■ What you have to do
Identify the lines bearing the string "Total" and gather them.

** start **

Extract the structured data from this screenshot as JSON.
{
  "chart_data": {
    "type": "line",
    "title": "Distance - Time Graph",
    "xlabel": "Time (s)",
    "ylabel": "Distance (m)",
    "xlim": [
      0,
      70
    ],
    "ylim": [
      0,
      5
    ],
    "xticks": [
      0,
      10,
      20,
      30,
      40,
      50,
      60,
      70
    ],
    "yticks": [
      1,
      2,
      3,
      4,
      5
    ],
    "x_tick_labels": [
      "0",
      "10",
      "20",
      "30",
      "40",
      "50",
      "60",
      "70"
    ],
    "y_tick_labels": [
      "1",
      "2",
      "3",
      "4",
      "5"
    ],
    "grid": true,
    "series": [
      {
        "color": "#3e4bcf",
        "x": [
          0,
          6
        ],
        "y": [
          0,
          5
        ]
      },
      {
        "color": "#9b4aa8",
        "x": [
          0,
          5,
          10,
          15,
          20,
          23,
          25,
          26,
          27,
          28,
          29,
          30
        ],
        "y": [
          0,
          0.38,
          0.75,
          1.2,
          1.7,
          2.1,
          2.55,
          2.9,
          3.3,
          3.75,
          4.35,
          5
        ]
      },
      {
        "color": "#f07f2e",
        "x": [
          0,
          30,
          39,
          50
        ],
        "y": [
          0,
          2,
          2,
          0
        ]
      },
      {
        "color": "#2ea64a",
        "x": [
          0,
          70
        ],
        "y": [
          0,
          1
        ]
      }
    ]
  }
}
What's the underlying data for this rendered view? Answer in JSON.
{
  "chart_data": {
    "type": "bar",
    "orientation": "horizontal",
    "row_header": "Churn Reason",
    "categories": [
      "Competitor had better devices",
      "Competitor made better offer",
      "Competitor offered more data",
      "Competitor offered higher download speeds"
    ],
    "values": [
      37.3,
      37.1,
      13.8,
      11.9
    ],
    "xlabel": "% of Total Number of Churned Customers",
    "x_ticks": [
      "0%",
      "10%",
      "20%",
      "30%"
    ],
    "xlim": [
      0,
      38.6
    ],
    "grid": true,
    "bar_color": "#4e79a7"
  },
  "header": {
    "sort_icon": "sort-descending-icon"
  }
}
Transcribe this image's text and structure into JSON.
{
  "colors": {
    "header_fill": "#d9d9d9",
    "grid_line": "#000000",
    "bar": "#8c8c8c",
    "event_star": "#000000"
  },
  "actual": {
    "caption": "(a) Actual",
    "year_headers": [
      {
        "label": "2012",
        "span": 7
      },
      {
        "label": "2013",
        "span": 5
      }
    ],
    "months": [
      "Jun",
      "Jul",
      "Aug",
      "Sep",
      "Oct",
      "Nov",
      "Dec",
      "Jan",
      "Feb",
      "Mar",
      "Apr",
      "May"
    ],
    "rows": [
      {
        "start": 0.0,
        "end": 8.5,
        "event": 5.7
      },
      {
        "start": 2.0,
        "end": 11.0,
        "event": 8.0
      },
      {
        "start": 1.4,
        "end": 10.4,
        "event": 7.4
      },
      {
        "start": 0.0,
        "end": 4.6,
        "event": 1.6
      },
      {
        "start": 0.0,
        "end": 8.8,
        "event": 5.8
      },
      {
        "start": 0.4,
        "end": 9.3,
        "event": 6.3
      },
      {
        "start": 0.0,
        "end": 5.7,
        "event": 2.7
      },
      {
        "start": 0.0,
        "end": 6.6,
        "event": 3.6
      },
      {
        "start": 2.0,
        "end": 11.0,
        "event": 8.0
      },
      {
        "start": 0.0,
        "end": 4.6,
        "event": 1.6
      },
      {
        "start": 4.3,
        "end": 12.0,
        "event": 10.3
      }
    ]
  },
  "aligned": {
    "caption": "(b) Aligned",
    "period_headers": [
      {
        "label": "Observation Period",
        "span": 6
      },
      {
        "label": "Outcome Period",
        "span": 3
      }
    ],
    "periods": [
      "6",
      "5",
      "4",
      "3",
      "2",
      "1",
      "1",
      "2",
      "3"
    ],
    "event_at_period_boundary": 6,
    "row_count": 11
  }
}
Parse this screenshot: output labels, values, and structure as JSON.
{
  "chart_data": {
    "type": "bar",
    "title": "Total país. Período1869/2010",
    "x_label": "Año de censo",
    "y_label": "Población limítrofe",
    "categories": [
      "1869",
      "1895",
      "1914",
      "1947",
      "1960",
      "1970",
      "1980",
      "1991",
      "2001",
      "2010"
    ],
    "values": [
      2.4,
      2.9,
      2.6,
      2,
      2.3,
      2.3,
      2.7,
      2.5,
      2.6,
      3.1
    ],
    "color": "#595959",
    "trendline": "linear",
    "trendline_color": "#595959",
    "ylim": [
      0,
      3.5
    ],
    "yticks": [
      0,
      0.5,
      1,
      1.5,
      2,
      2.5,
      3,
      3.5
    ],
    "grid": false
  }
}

** end **

■ Result of the exercise
    "xlabel": "% of Total Number of Churned Customers",
    "title": "Total país. Período1869/2010",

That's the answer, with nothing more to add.